TASK TO COMPLETE: Check each line of the entries below for the string "silver"; copy every line where it appears.

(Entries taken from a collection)
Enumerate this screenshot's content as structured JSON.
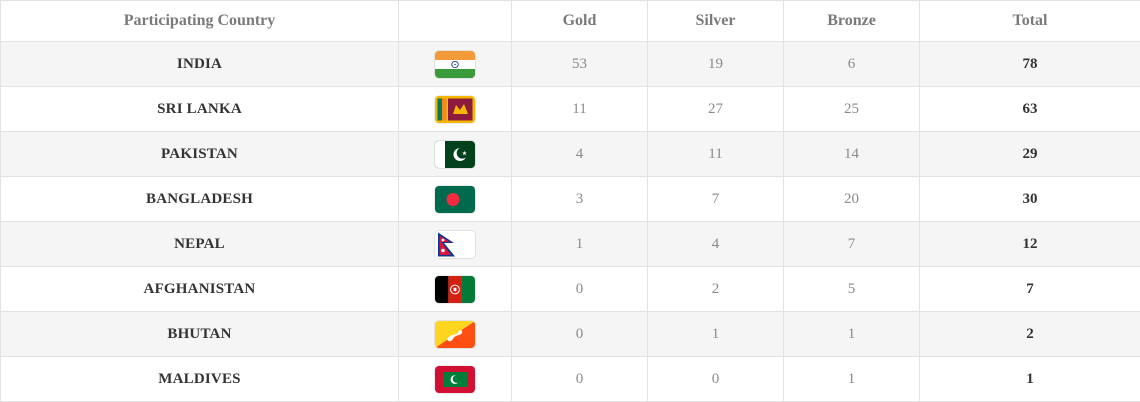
{
  "headers": {
    "country": "Participating Country",
    "flag": "",
    "gold": "Gold",
    "silver": "Silver",
    "bronze": "Bronze",
    "total": "Total"
  },
  "rows": [
    {
      "country": "INDIA",
      "flag_icon": "india-flag-icon",
      "gold": "53",
      "silver": "19",
      "bronze": "6",
      "total": "78"
    },
    {
      "country": "SRI LANKA",
      "flag_icon": "sri-lanka-flag-icon",
      "gold": "11",
      "silver": "27",
      "bronze": "25",
      "total": "63"
    },
    {
      "country": "PAKISTAN",
      "flag_icon": "pakistan-flag-icon",
      "gold": "4",
      "silver": "11",
      "bronze": "14",
      "total": "29"
    },
    {
      "country": "BANGLADESH",
      "flag_icon": "bangladesh-flag-icon",
      "gold": "3",
      "silver": "7",
      "bronze": "20",
      "total": "30"
    },
    {
      "country": "NEPAL",
      "flag_icon": "nepal-flag-icon",
      "gold": "1",
      "silver": "4",
      "bronze": "7",
      "total": "12"
    },
    {
      "country": "AFGHANISTAN",
      "flag_icon": "afghanistan-flag-icon",
      "gold": "0",
      "silver": "2",
      "bronze": "5",
      "total": "7"
    },
    {
      "country": "BHUTAN",
      "flag_icon": "bhutan-flag-icon",
      "gold": "0",
      "silver": "1",
      "bronze": "1",
      "total": "2"
    },
    {
      "country": "MALDIVES",
      "flag_icon": "maldives-flag-icon",
      "gold": "0",
      "silver": "0",
      "bronze": "1",
      "total": "1"
    }
  ],
  "colors": {
    "header_text": "#7a7a7a",
    "country_text": "#333333",
    "value_text": "#8a8a8a",
    "stripe": "#f5f5f5",
    "border": "#e2e2e2"
  }
}
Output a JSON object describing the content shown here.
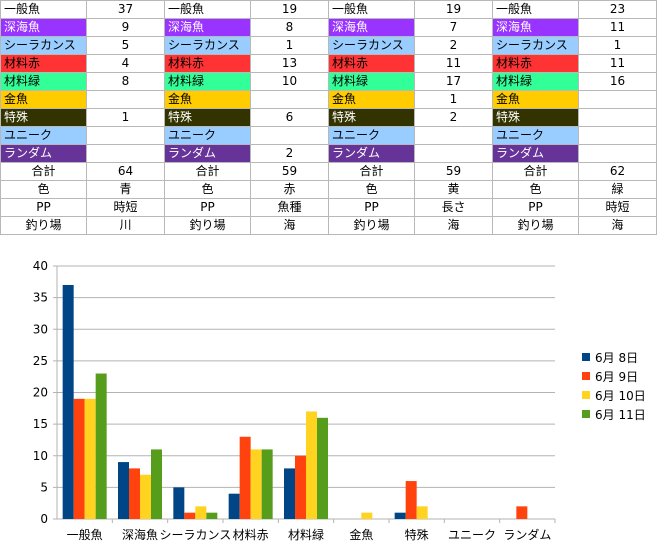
{
  "table": {
    "groups": [
      {
        "rows": [
          {
            "label": "一般魚",
            "value": "37",
            "bg": "#ffffff",
            "fg": "#000000"
          },
          {
            "label": "深海魚",
            "value": "9",
            "bg": "#9933ff",
            "fg": "#ffffff"
          },
          {
            "label": "シーラカンス",
            "value": "5",
            "bg": "#99ccff",
            "fg": "#000000"
          },
          {
            "label": "材料赤",
            "value": "4",
            "bg": "#ff3333",
            "fg": "#000000"
          },
          {
            "label": "材料緑",
            "value": "8",
            "bg": "#33ff99",
            "fg": "#000000"
          },
          {
            "label": "金魚",
            "value": "",
            "bg": "#ffcc00",
            "fg": "#000000"
          },
          {
            "label": "特殊",
            "value": "1",
            "bg": "#333300",
            "fg": "#ffffff"
          },
          {
            "label": "ユニーク",
            "value": "",
            "bg": "#99ccff",
            "fg": "#000000"
          },
          {
            "label": "ランダム",
            "value": "",
            "bg": "#663399",
            "fg": "#ffffff"
          }
        ],
        "meta": [
          {
            "label": "合計",
            "value": "64"
          },
          {
            "label": "色",
            "value": "青"
          },
          {
            "label": "PP",
            "value": "時短"
          },
          {
            "label": "釣り場",
            "value": "川"
          }
        ]
      },
      {
        "rows": [
          {
            "label": "一般魚",
            "value": "19",
            "bg": "#ffffff",
            "fg": "#000000"
          },
          {
            "label": "深海魚",
            "value": "8",
            "bg": "#9933ff",
            "fg": "#ffffff"
          },
          {
            "label": "シーラカンス",
            "value": "1",
            "bg": "#99ccff",
            "fg": "#000000"
          },
          {
            "label": "材料赤",
            "value": "13",
            "bg": "#ff3333",
            "fg": "#000000"
          },
          {
            "label": "材料緑",
            "value": "10",
            "bg": "#33ff99",
            "fg": "#000000"
          },
          {
            "label": "金魚",
            "value": "",
            "bg": "#ffcc00",
            "fg": "#000000"
          },
          {
            "label": "特殊",
            "value": "6",
            "bg": "#333300",
            "fg": "#ffffff"
          },
          {
            "label": "ユニーク",
            "value": "",
            "bg": "#99ccff",
            "fg": "#000000"
          },
          {
            "label": "ランダム",
            "value": "2",
            "bg": "#663399",
            "fg": "#ffffff"
          }
        ],
        "meta": [
          {
            "label": "合計",
            "value": "59"
          },
          {
            "label": "色",
            "value": "赤"
          },
          {
            "label": "PP",
            "value": "魚種"
          },
          {
            "label": "釣り場",
            "value": "海"
          }
        ]
      },
      {
        "rows": [
          {
            "label": "一般魚",
            "value": "19",
            "bg": "#ffffff",
            "fg": "#000000"
          },
          {
            "label": "深海魚",
            "value": "7",
            "bg": "#9933ff",
            "fg": "#ffffff"
          },
          {
            "label": "シーラカンス",
            "value": "2",
            "bg": "#99ccff",
            "fg": "#000000"
          },
          {
            "label": "材料赤",
            "value": "11",
            "bg": "#ff3333",
            "fg": "#000000"
          },
          {
            "label": "材料緑",
            "value": "17",
            "bg": "#33ff99",
            "fg": "#000000"
          },
          {
            "label": "金魚",
            "value": "1",
            "bg": "#ffcc00",
            "fg": "#000000"
          },
          {
            "label": "特殊",
            "value": "2",
            "bg": "#333300",
            "fg": "#ffffff"
          },
          {
            "label": "ユニーク",
            "value": "",
            "bg": "#99ccff",
            "fg": "#000000"
          },
          {
            "label": "ランダム",
            "value": "",
            "bg": "#663399",
            "fg": "#ffffff"
          }
        ],
        "meta": [
          {
            "label": "合計",
            "value": "59"
          },
          {
            "label": "色",
            "value": "黄"
          },
          {
            "label": "PP",
            "value": "長さ"
          },
          {
            "label": "釣り場",
            "value": "海"
          }
        ]
      },
      {
        "rows": [
          {
            "label": "一般魚",
            "value": "23",
            "bg": "#ffffff",
            "fg": "#000000"
          },
          {
            "label": "深海魚",
            "value": "11",
            "bg": "#9933ff",
            "fg": "#ffffff"
          },
          {
            "label": "シーラカンス",
            "value": "1",
            "bg": "#99ccff",
            "fg": "#000000"
          },
          {
            "label": "材料赤",
            "value": "11",
            "bg": "#ff3333",
            "fg": "#000000"
          },
          {
            "label": "材料緑",
            "value": "16",
            "bg": "#33ff99",
            "fg": "#000000"
          },
          {
            "label": "金魚",
            "value": "",
            "bg": "#ffcc00",
            "fg": "#000000"
          },
          {
            "label": "特殊",
            "value": "",
            "bg": "#333300",
            "fg": "#ffffff"
          },
          {
            "label": "ユニーク",
            "value": "",
            "bg": "#99ccff",
            "fg": "#000000"
          },
          {
            "label": "ランダム",
            "value": "",
            "bg": "#663399",
            "fg": "#ffffff"
          }
        ],
        "meta": [
          {
            "label": "合計",
            "value": "62"
          },
          {
            "label": "色",
            "value": "緑"
          },
          {
            "label": "PP",
            "value": "時短"
          },
          {
            "label": "釣り場",
            "value": "海"
          }
        ]
      }
    ]
  },
  "chart_data": {
    "type": "bar",
    "categories": [
      "一般魚",
      "深海魚",
      "シーラカンス",
      "材料赤",
      "材料緑",
      "金魚",
      "特殊",
      "ユニーク",
      "ランダム"
    ],
    "series": [
      {
        "name": "6月 8日",
        "color": "#004586",
        "values": [
          37,
          9,
          5,
          4,
          8,
          0,
          1,
          0,
          0
        ]
      },
      {
        "name": "6月 9日",
        "color": "#ff420e",
        "values": [
          19,
          8,
          1,
          13,
          10,
          0,
          6,
          0,
          2
        ]
      },
      {
        "name": "6月 10日",
        "color": "#ffd320",
        "values": [
          19,
          7,
          2,
          11,
          17,
          1,
          2,
          0,
          0
        ]
      },
      {
        "name": "6月 11日",
        "color": "#579d1c",
        "values": [
          23,
          11,
          1,
          11,
          16,
          0,
          0,
          0,
          0
        ]
      }
    ],
    "yticks": [
      "0",
      "5",
      "10",
      "15",
      "20",
      "25",
      "30",
      "35",
      "40"
    ],
    "ylim": [
      0,
      40
    ],
    "grid": true,
    "legend": "right"
  }
}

COMPLETE OUTPUT:
    "silver": "Silver",
      "silver": "19",
      "silver": "27",
      "silver": "11",
      "silver": "7",
      "silver": "4",
      "silver": "2",
      "silver": "1",
      "silver": "0",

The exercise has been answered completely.